Record list:

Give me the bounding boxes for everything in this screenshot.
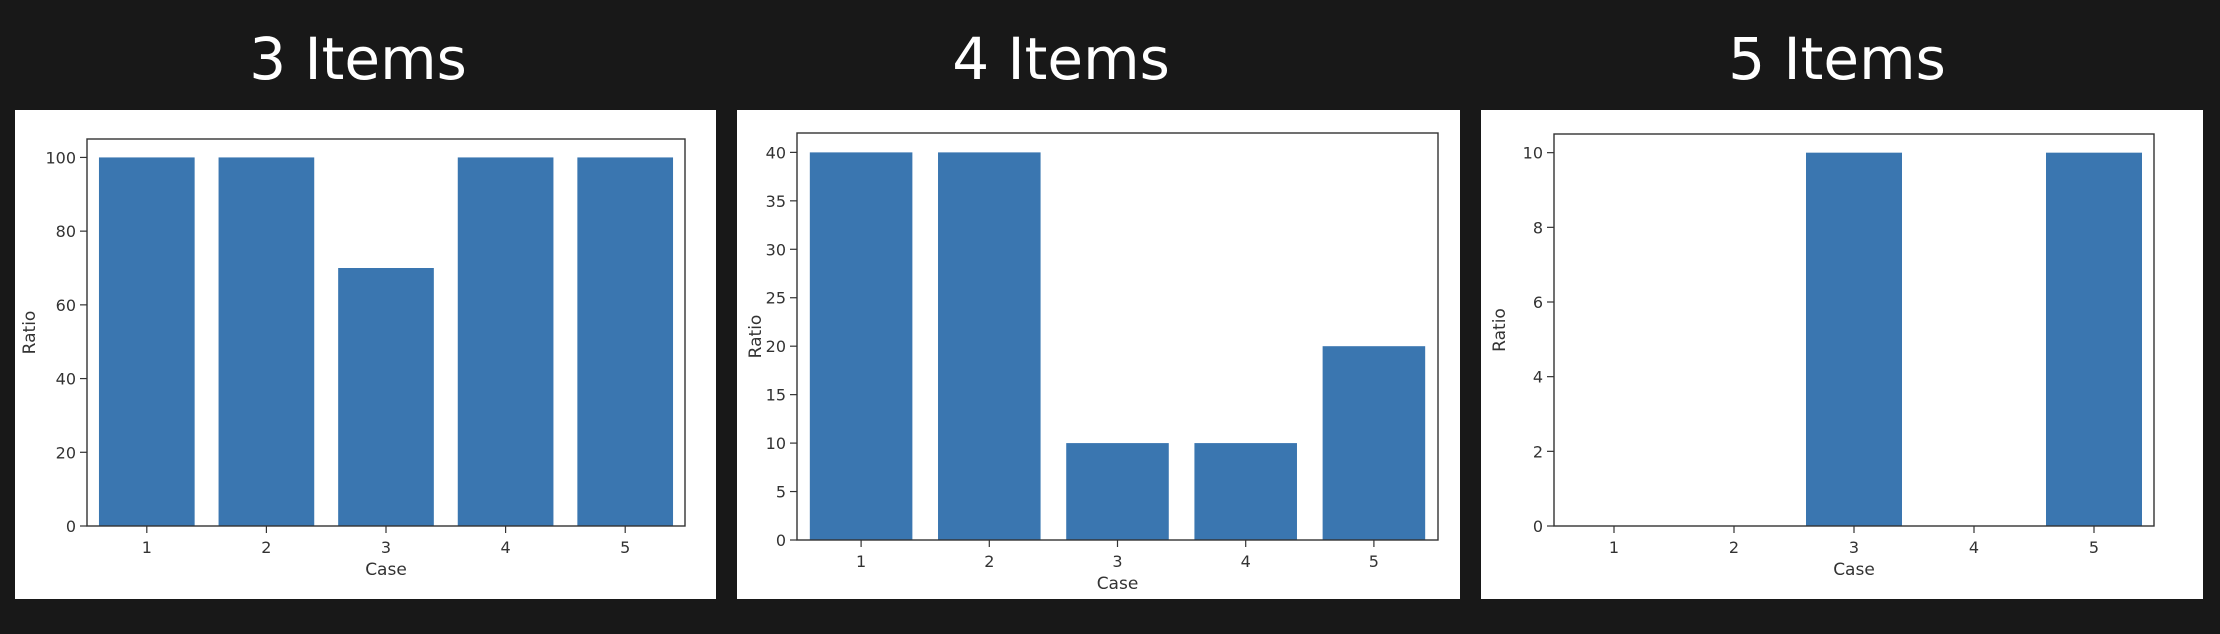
bar-chart-1: 0 20 40 60 80 100 1 2 3 4 5 Case Ratio bbox=[20, 138, 686, 580]
x-tick-label-3: 3 bbox=[1849, 538, 1859, 557]
y-axis-label: Ratio bbox=[20, 311, 40, 355]
x-tick-label-2: 2 bbox=[261, 538, 271, 557]
x-tick-label-3: 3 bbox=[1112, 552, 1122, 571]
chart-panel-2: 0 5 10 15 20 25 30 35 40 1 2 3 4 5 Case Ratio bbox=[737, 110, 1460, 599]
x-tick-label-1: 1 bbox=[142, 538, 152, 557]
y-tick-label-2: 10 bbox=[766, 434, 786, 453]
y-tick-label-3: 60 bbox=[56, 296, 76, 315]
x-tick-label-1: 1 bbox=[856, 552, 866, 571]
x-axis-label: Case bbox=[365, 560, 407, 580]
y-tick-label-2: 40 bbox=[56, 370, 76, 389]
x-axis-label: Case bbox=[1097, 574, 1139, 594]
x-tick-label-5: 5 bbox=[2089, 538, 2099, 557]
y-tick-label-0: 0 bbox=[66, 517, 76, 536]
y-axis-label: Ratio bbox=[1490, 308, 1510, 352]
bar-4 bbox=[457, 157, 554, 526]
x-tick-label-4: 4 bbox=[1241, 552, 1251, 571]
bar-3 bbox=[1066, 443, 1169, 540]
bar-5 bbox=[2046, 152, 2142, 526]
y-tick-label-5: 10 bbox=[1523, 144, 1543, 163]
bar-1 bbox=[809, 152, 913, 540]
x-tick-label-4: 4 bbox=[501, 538, 511, 557]
y-tick-label-4: 20 bbox=[766, 337, 786, 356]
panel-title-1: 3 Items bbox=[249, 25, 467, 93]
panel-title-3: 5 Items bbox=[1728, 25, 1946, 93]
y-tick-label-1: 5 bbox=[776, 483, 786, 502]
y-tick-label-4: 80 bbox=[56, 222, 76, 241]
x-tick-label-4: 4 bbox=[1969, 538, 1979, 557]
y-tick-label-5: 25 bbox=[766, 289, 786, 308]
bar-2 bbox=[938, 152, 1041, 540]
x-tick-label-2: 2 bbox=[1729, 538, 1739, 557]
y-tick-label-2: 4 bbox=[1533, 368, 1543, 387]
bar-4 bbox=[1194, 443, 1297, 540]
y-axis-label: Ratio bbox=[746, 315, 766, 359]
y-tick-label-3: 6 bbox=[1533, 293, 1543, 312]
y-tick-label-1: 20 bbox=[56, 443, 76, 462]
y-tick-label-0: 0 bbox=[1533, 517, 1543, 536]
bar-chart-2: 0 5 10 15 20 25 30 35 40 1 2 3 4 5 Case Ratio bbox=[746, 132, 1439, 594]
y-tick-label-5: 100 bbox=[45, 148, 76, 167]
y-tick-label-4: 8 bbox=[1533, 218, 1543, 237]
chart-panel-3: 0 2 4 6 8 10 1 2 3 4 5 Case Ratio bbox=[1481, 110, 2203, 599]
y-tick-label-6: 30 bbox=[766, 240, 786, 259]
bar-5 bbox=[577, 157, 674, 526]
y-tick-label-3: 15 bbox=[766, 386, 786, 405]
x-tick-label-2: 2 bbox=[984, 552, 994, 571]
panel-title-2: 4 Items bbox=[952, 25, 1170, 93]
x-tick-label-3: 3 bbox=[381, 538, 391, 557]
y-tick-label-0: 0 bbox=[776, 531, 786, 550]
y-tick-label-7: 35 bbox=[766, 192, 786, 211]
x-axis-label: Case bbox=[1833, 560, 1875, 580]
bar-2 bbox=[218, 157, 315, 526]
bar-3 bbox=[338, 268, 434, 526]
chart-panel-1: 0 20 40 60 80 100 1 2 3 4 5 Case Ratio bbox=[15, 110, 716, 599]
y-tick-label-8: 40 bbox=[766, 143, 786, 162]
x-tick-label-5: 5 bbox=[620, 538, 630, 557]
x-tick-label-5: 5 bbox=[1369, 552, 1379, 571]
bar-5 bbox=[1322, 346, 1426, 540]
bar-1 bbox=[98, 157, 195, 526]
x-tick-label-1: 1 bbox=[1609, 538, 1619, 557]
y-tick-label-1: 2 bbox=[1533, 442, 1543, 461]
bar-3 bbox=[1806, 152, 1902, 526]
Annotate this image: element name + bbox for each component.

Task to carry out:
Write out the records from the line with "bar-chart-1: 0 20" to the line with "y-tick-label-5: 100 bbox=[45, 148, 76, 167]" without changing anything, and include both of those lines.

Answer:
bar-chart-1: 0 20 40 60 80 100 1 2 3 4 5 Case Ratio bbox=[20, 138, 686, 580]
x-tick-label-3: 3 bbox=[1849, 538, 1859, 557]
y-axis-label: Ratio bbox=[20, 311, 40, 355]
x-tick-label-2: 2 bbox=[261, 538, 271, 557]
x-tick-label-3: 3 bbox=[1112, 552, 1122, 571]
chart-panel-2: 0 5 10 15 20 25 30 35 40 1 2 3 4 5 Case Ratio bbox=[737, 110, 1460, 599]
x-tick-label-1: 1 bbox=[142, 538, 152, 557]
y-tick-label-2: 10 bbox=[766, 434, 786, 453]
y-tick-label-3: 60 bbox=[56, 296, 76, 315]
x-tick-label-1: 1 bbox=[856, 552, 866, 571]
x-axis-label: Case bbox=[365, 560, 407, 580]
y-tick-label-2: 40 bbox=[56, 370, 76, 389]
x-axis-label: Case bbox=[1097, 574, 1139, 594]
x-tick-label-5: 5 bbox=[2089, 538, 2099, 557]
y-tick-label-0: 0 bbox=[66, 517, 76, 536]
y-axis-label: Ratio bbox=[1490, 308, 1510, 352]
bar-4 bbox=[457, 157, 554, 526]
x-tick-label-4: 4 bbox=[1241, 552, 1251, 571]
bar-3 bbox=[1066, 443, 1169, 540]
bar-5 bbox=[2046, 152, 2142, 526]
y-tick-label-5: 10 bbox=[1523, 144, 1543, 163]
bar-1 bbox=[809, 152, 913, 540]
x-tick-label-4: 4 bbox=[501, 538, 511, 557]
y-tick-label-4: 20 bbox=[766, 337, 786, 356]
panel-title-1: 3 Items bbox=[249, 25, 467, 93]
panel-title-3: 5 Items bbox=[1728, 25, 1946, 93]
y-tick-label-1: 5 bbox=[776, 483, 786, 502]
y-tick-label-4: 80 bbox=[56, 222, 76, 241]
x-tick-label-4: 4 bbox=[1969, 538, 1979, 557]
y-tick-label-5: 25 bbox=[766, 289, 786, 308]
bar-2 bbox=[938, 152, 1041, 540]
x-tick-label-2: 2 bbox=[1729, 538, 1739, 557]
y-tick-label-2: 4 bbox=[1533, 368, 1543, 387]
bar-4 bbox=[1194, 443, 1297, 540]
y-axis-label: Ratio bbox=[746, 315, 766, 359]
y-tick-label-3: 6 bbox=[1533, 293, 1543, 312]
y-tick-label-1: 20 bbox=[56, 443, 76, 462]
y-tick-label-0: 0 bbox=[1533, 517, 1543, 536]
bar-chart-2: 0 5 10 15 20 25 30 35 40 1 2 3 4 5 Case Ratio bbox=[746, 132, 1439, 594]
y-tick-label-5: 100 bbox=[45, 148, 76, 167]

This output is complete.